▶ _Problems to solve_:
1. In the forum thread, what kind of error does the helper say shows you've added something of the wrong type?
2. Rewrite the forum thread from "That’s correct, read" to "should do ?", putting "parameters" in place of "arguments".

▶ _Reading text_:
· · ·
Learn Interfaces by Building an Equation Solver - Step 36

You’ve added an argument to sub which is of the wrong type

Read more here https://www.pythontutorial.net/python-regex/python-regex-sub/

Add a positive lookahead to your regex pattern

Add to the existing regex.

but it says in the instructions this In the example above, the pattern a(?=t) contains a positive lookahead, which is used to match the a c this positive lookahead is in the format

my formatt is '1(?=x)' so i don’t see how it isn’t positive

That’s correct, read my advice above. Ask me if there’s something you don’t understand.

becuase how can it be of the wrong type when all it’s telling me to do is add the positive lookahead with character 1 and followed by x, i mean it seems like a obvious step

How many arguments does sub() take?

What type of arguments should they be?

yeah but i’ve not added anything to that i wasn’t suppose to, this instruction doesn’t tell me to remove/modify anything is that what i should do ?

If you’re getting a a Type Error you can be confident that you’ve added something of the wrong type somewhere.

Look at the example code again, and see how you are giving a different set of arguments to the sub() function.

3-4 arguments and they should be a pattern, a replacement a string and one or more regx flags to modify function

The instructions literally tell you to modify your regex:

Add a positive lookahead to your regex pattern

no what i mean by modify is change it, not add, this whole python lingo with add and stuff is new

You need to add to the existing regex. You’ve added another argument with an additional regex.

1 Like

do you mean like this ?

return re.sub(r'(?<!\d)1'+'1(?=x)', '', equation_string.strip('+')

make it a single string, not multiple ones
· · ·
▶ _Data excerpt_:
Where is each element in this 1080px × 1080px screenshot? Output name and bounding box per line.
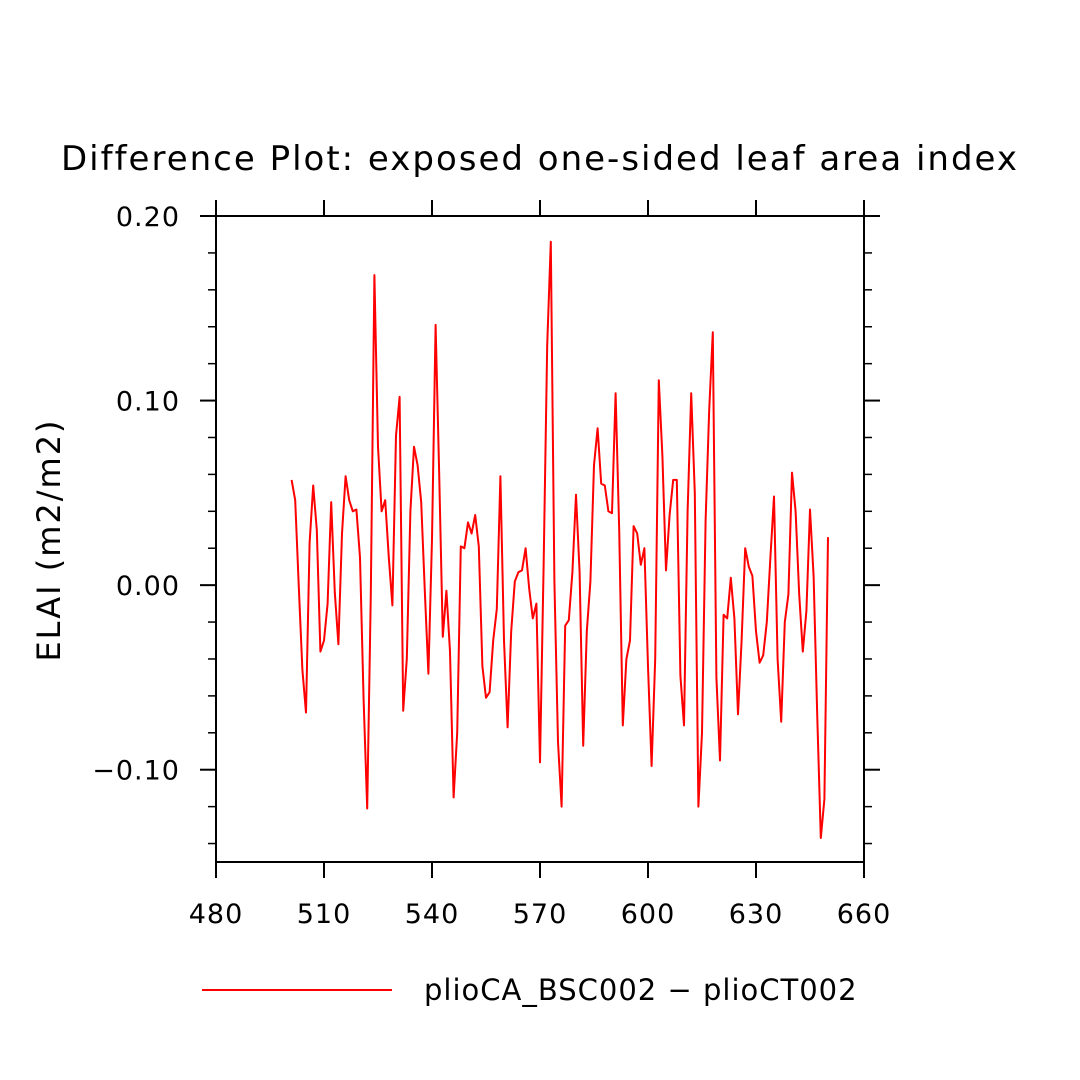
· · ·
▶ _Answers by task_:
1. A Type Error.

2.
That’s correct, read my advice above. Ask me if there’s something you don’t understand.

becuase how can it be of the wrong type when all it’s telling me to do is add the positive lookahead with character 1 and followed by x, i mean it seems like a obvious step

How many parameters does sub() take?

What type of parameters should they be?

yeah but i’ve not added anything to that i wasn’t suppose to, this instruction doesn’t tell me to remove/modify anything is that what i should do ?